EXERCISE PROMPT: Search through the entries for the word "subtitle" and copy every line that has it.
────────────────────────────────────────
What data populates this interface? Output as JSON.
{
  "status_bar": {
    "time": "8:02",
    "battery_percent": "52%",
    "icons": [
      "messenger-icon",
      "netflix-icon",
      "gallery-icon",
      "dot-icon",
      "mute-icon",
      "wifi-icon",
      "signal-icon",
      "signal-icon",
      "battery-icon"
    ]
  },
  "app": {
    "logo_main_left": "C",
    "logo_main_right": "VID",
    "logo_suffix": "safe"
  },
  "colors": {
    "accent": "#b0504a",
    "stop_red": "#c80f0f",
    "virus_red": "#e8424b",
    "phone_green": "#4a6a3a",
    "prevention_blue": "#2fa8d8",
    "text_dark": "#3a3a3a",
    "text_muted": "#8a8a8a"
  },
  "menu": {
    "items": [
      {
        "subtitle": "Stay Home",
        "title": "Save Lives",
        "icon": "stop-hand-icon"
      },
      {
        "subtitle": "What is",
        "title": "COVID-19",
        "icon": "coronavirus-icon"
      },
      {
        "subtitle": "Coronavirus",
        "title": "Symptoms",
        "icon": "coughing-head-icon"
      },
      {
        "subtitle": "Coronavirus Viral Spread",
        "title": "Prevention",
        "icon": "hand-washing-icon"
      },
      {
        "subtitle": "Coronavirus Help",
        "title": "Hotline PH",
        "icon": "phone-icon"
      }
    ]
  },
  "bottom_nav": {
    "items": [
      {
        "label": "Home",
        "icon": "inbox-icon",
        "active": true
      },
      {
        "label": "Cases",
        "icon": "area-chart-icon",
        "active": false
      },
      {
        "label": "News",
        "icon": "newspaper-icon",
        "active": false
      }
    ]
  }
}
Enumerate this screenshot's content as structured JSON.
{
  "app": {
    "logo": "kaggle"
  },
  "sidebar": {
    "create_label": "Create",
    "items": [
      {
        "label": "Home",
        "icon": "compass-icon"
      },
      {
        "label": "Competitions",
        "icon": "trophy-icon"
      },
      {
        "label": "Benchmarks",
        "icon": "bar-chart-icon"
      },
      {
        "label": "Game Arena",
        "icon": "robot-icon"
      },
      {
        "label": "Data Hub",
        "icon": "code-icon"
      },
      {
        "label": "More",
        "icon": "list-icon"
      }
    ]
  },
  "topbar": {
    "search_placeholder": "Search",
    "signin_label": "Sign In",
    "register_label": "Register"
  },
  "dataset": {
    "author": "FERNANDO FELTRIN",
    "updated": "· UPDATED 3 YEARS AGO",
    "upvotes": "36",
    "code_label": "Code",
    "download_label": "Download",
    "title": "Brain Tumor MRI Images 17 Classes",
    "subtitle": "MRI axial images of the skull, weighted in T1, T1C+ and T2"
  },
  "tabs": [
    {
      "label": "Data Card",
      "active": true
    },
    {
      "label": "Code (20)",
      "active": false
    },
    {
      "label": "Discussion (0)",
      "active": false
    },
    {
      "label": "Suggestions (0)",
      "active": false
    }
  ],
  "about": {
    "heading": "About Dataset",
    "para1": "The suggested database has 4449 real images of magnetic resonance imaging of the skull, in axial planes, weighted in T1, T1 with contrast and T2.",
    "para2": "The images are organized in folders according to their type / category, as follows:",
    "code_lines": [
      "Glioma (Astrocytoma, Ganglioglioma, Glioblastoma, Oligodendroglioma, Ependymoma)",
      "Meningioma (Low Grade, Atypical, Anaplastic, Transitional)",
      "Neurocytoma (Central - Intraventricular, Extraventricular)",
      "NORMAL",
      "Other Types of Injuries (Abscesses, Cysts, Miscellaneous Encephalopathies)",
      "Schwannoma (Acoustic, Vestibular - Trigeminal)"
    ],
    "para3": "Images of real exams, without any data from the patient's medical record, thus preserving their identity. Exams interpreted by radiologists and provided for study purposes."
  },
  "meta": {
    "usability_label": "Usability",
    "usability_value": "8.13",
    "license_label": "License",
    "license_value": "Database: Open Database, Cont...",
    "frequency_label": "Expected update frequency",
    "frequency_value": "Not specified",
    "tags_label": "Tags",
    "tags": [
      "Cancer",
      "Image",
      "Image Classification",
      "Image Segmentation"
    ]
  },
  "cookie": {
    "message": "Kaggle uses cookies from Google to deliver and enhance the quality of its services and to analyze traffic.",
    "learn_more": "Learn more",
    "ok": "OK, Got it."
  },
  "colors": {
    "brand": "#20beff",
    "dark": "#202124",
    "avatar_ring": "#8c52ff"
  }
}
────────────────────────────────────────
OUTPUT BELOW:
        "subtitle": "Stay Home",
        "subtitle": "What is",
        "subtitle": "Coronavirus",
        "subtitle": "Coronavirus Viral Spread",
        "subtitle": "Coronavirus Help",
    "subtitle": "MRI axial images of the skull, weighted in T1, T1C+ and T2"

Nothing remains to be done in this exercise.